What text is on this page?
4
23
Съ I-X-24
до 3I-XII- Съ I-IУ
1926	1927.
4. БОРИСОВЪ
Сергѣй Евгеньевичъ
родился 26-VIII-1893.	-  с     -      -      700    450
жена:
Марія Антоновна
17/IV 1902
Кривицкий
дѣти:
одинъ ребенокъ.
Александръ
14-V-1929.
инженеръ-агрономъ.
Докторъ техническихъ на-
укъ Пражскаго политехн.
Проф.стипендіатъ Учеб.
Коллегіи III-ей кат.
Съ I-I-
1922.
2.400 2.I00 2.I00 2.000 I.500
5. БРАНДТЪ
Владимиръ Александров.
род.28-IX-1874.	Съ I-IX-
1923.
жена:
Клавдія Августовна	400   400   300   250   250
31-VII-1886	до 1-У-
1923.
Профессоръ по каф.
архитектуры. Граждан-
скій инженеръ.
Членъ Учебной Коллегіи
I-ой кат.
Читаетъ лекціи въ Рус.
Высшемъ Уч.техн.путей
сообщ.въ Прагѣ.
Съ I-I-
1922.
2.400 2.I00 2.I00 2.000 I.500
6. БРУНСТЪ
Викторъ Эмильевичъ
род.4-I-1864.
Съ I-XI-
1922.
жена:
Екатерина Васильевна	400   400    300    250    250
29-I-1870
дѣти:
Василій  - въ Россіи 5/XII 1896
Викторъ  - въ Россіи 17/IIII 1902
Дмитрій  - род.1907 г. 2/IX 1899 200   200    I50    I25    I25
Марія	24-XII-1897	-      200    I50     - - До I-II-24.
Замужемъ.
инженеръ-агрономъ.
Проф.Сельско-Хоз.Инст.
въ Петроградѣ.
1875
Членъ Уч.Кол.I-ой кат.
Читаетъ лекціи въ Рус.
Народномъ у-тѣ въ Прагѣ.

:::::

• **WHAT YOU HAVE TO DO**
Repeat all entries. Match them exactly.

• **WRITTEN REPLY**
What text is on this page?
4
23
Съ I-X-24
до 3I-XII- Съ I-IУ
1926	1927.
4. БОРИСОВЪ
Сергѣй Евгеньевичъ
родился 26-VIII-1893.	-  с     -      -      700    450
жена:
Марія Антоновна
17/IV 1902
Кривицкий
дѣти:
одинъ ребенокъ.
Александръ
14-V-1929.
инженеръ-агрономъ.
Докторъ техническихъ на-
укъ Пражскаго политехн.
Проф.стипендіатъ Учеб.
Коллегіи III-ей кат.
Съ I-I-
1922.
2.400 2.I00 2.I00 2.000 I.500
5. БРАНДТЪ
Владимиръ Александров.
род.28-IX-1874.	Съ I-IX-
1923.
жена:
Клавдія Августовна	400   400   300   250   250
31-VII-1886	до 1-У-
1923.
Профессоръ по каф.
архитектуры. Граждан-
скій инженеръ.
Членъ Учебной Коллегіи
I-ой кат.
Читаетъ лекціи въ Рус.
Высшемъ Уч.техн.путей
сообщ.въ Прагѣ.
Съ I-I-
1922.
2.400 2.I00 2.I00 2.000 I.500
6. БРУНСТЪ
Викторъ Эмильевичъ
род.4-I-1864.
Съ I-XI-
1922.
жена:
Екатерина Васильевна	400   400    300    250    250
29-I-1870
дѣти:
Василій  - въ Россіи 5/XII 1896
Викторъ  - въ Россіи 17/IIII 1902
Дмитрій  - род.1907 г. 2/IX 1899 200   200    I50    I25    I25
Марія	24-XII-1897	-      200    I50     - - До I-II-24.
Замужемъ.
инженеръ-агрономъ.
Проф.Сельско-Хоз.Инст.
въ Петроградѣ.
1875
Членъ Уч.Кол.I-ой кат.
Читаетъ лекціи въ Рус.
Народномъ у-тѣ въ Прагѣ.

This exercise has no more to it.